Go through the entries below and retype them exactly, omitting each picture.

☆ ☆ ☆ ☆ ☆ ☆ ☆

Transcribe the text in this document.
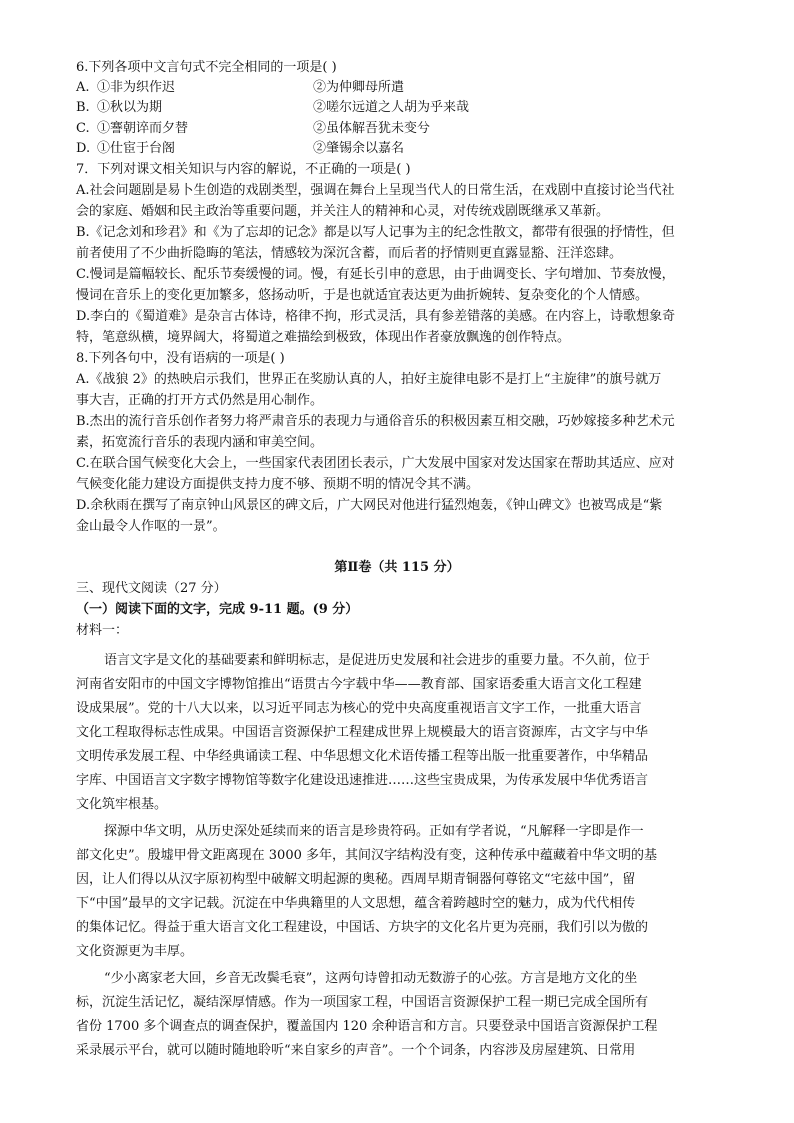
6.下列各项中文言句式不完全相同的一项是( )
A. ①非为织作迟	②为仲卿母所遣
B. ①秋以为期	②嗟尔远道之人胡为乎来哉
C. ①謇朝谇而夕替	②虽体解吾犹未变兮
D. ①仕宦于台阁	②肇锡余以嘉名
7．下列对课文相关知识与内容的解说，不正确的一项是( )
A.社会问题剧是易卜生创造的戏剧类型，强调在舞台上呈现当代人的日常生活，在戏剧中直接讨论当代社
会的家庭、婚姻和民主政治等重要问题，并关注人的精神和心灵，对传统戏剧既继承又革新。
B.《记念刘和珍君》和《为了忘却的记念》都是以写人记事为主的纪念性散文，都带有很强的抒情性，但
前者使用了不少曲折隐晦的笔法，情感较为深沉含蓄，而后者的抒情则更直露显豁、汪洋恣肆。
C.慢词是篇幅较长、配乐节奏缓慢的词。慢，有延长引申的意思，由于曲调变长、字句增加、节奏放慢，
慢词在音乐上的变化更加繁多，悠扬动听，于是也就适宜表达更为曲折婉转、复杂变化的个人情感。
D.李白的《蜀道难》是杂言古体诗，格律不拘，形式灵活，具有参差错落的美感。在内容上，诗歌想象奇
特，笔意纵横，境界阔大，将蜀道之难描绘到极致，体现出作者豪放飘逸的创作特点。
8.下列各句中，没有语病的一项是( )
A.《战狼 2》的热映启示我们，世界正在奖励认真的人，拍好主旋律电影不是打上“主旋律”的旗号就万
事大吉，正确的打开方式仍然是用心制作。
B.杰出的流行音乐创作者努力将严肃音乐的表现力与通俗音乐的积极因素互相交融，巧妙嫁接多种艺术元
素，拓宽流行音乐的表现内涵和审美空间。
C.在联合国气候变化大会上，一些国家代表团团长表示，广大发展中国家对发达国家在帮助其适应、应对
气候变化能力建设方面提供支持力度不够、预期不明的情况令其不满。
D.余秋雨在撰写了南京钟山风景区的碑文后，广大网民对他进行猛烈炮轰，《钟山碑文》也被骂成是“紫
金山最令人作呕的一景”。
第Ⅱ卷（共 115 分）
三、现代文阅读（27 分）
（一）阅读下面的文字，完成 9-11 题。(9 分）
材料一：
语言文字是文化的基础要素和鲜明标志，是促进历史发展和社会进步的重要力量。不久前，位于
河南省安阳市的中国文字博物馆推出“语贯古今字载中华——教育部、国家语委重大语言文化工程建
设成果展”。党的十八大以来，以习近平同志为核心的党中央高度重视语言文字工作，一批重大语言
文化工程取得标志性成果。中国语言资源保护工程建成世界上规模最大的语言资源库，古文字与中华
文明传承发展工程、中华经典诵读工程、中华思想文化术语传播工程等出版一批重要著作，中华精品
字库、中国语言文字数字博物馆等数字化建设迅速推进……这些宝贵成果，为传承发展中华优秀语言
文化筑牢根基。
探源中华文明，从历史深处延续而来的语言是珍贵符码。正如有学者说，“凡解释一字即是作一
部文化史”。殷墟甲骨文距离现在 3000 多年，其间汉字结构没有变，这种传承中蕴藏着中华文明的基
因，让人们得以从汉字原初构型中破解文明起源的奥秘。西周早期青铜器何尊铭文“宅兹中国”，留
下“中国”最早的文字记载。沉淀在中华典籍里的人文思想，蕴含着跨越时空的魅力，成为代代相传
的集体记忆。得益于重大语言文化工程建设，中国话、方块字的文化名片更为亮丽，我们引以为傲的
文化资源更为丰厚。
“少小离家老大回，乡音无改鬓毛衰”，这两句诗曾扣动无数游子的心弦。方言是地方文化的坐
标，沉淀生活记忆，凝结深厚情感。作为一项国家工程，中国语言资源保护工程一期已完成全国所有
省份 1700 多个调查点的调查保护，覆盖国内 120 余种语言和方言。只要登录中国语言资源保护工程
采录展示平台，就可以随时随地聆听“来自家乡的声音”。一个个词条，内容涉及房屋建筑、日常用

☆ ☆ ☆ ☆ ☆ ☆ ☆

• In response:
Transcribe the text in this document.
6.下列各项中文言句式不完全相同的一项是( )
A. ①非为织作迟	②为仲卿母所遣
B. ①秋以为期	②嗟尔远道之人胡为乎来哉
C. ①謇朝谇而夕替	②虽体解吾犹未变兮
D. ①仕宦于台阁	②肇锡余以嘉名
7．下列对课文相关知识与内容的解说，不正确的一项是( )
A.社会问题剧是易卜生创造的戏剧类型，强调在舞台上呈现当代人的日常生活，在戏剧中直接讨论当代社
会的家庭、婚姻和民主政治等重要问题，并关注人的精神和心灵，对传统戏剧既继承又革新。
B.《记念刘和珍君》和《为了忘却的记念》都是以写人记事为主的纪念性散文，都带有很强的抒情性，但
前者使用了不少曲折隐晦的笔法，情感较为深沉含蓄，而后者的抒情则更直露显豁、汪洋恣肆。
C.慢词是篇幅较长、配乐节奏缓慢的词。慢，有延长引申的意思，由于曲调变长、字句增加、节奏放慢，
慢词在音乐上的变化更加繁多，悠扬动听，于是也就适宜表达更为曲折婉转、复杂变化的个人情感。
D.李白的《蜀道难》是杂言古体诗，格律不拘，形式灵活，具有参差错落的美感。在内容上，诗歌想象奇
特，笔意纵横，境界阔大，将蜀道之难描绘到极致，体现出作者豪放飘逸的创作特点。
8.下列各句中，没有语病的一项是( )
A.《战狼 2》的热映启示我们，世界正在奖励认真的人，拍好主旋律电影不是打上“主旋律”的旗号就万
事大吉，正确的打开方式仍然是用心制作。
B.杰出的流行音乐创作者努力将严肃音乐的表现力与通俗音乐的积极因素互相交融，巧妙嫁接多种艺术元
素，拓宽流行音乐的表现内涵和审美空间。
C.在联合国气候变化大会上，一些国家代表团团长表示，广大发展中国家对发达国家在帮助其适应、应对
气候变化能力建设方面提供支持力度不够、预期不明的情况令其不满。
D.余秋雨在撰写了南京钟山风景区的碑文后，广大网民对他进行猛烈炮轰，《钟山碑文》也被骂成是“紫
金山最令人作呕的一景”。
第Ⅱ卷（共 115 分）
三、现代文阅读（27 分）
（一）阅读下面的文字，完成 9-11 题。(9 分）
材料一：
语言文字是文化的基础要素和鲜明标志，是促进历史发展和社会进步的重要力量。不久前，位于
河南省安阳市的中国文字博物馆推出“语贯古今字载中华——教育部、国家语委重大语言文化工程建
设成果展”。党的十八大以来，以习近平同志为核心的党中央高度重视语言文字工作，一批重大语言
文化工程取得标志性成果。中国语言资源保护工程建成世界上规模最大的语言资源库，古文字与中华
文明传承发展工程、中华经典诵读工程、中华思想文化术语传播工程等出版一批重要著作，中华精品
字库、中国语言文字数字博物馆等数字化建设迅速推进……这些宝贵成果，为传承发展中华优秀语言
文化筑牢根基。
探源中华文明，从历史深处延续而来的语言是珍贵符码。正如有学者说，“凡解释一字即是作一
部文化史”。殷墟甲骨文距离现在 3000 多年，其间汉字结构没有变，这种传承中蕴藏着中华文明的基
因，让人们得以从汉字原初构型中破解文明起源的奥秘。西周早期青铜器何尊铭文“宅兹中国”，留
下“中国”最早的文字记载。沉淀在中华典籍里的人文思想，蕴含着跨越时空的魅力，成为代代相传
的集体记忆。得益于重大语言文化工程建设，中国话、方块字的文化名片更为亮丽，我们引以为傲的
文化资源更为丰厚。
“少小离家老大回，乡音无改鬓毛衰”，这两句诗曾扣动无数游子的心弦。方言是地方文化的坐
标，沉淀生活记忆，凝结深厚情感。作为一项国家工程，中国语言资源保护工程一期已完成全国所有
省份 1700 多个调查点的调查保护，覆盖国内 120 余种语言和方言。只要登录中国语言资源保护工程
采录展示平台，就可以随时随地聆听“来自家乡的声音”。一个个词条，内容涉及房屋建筑、日常用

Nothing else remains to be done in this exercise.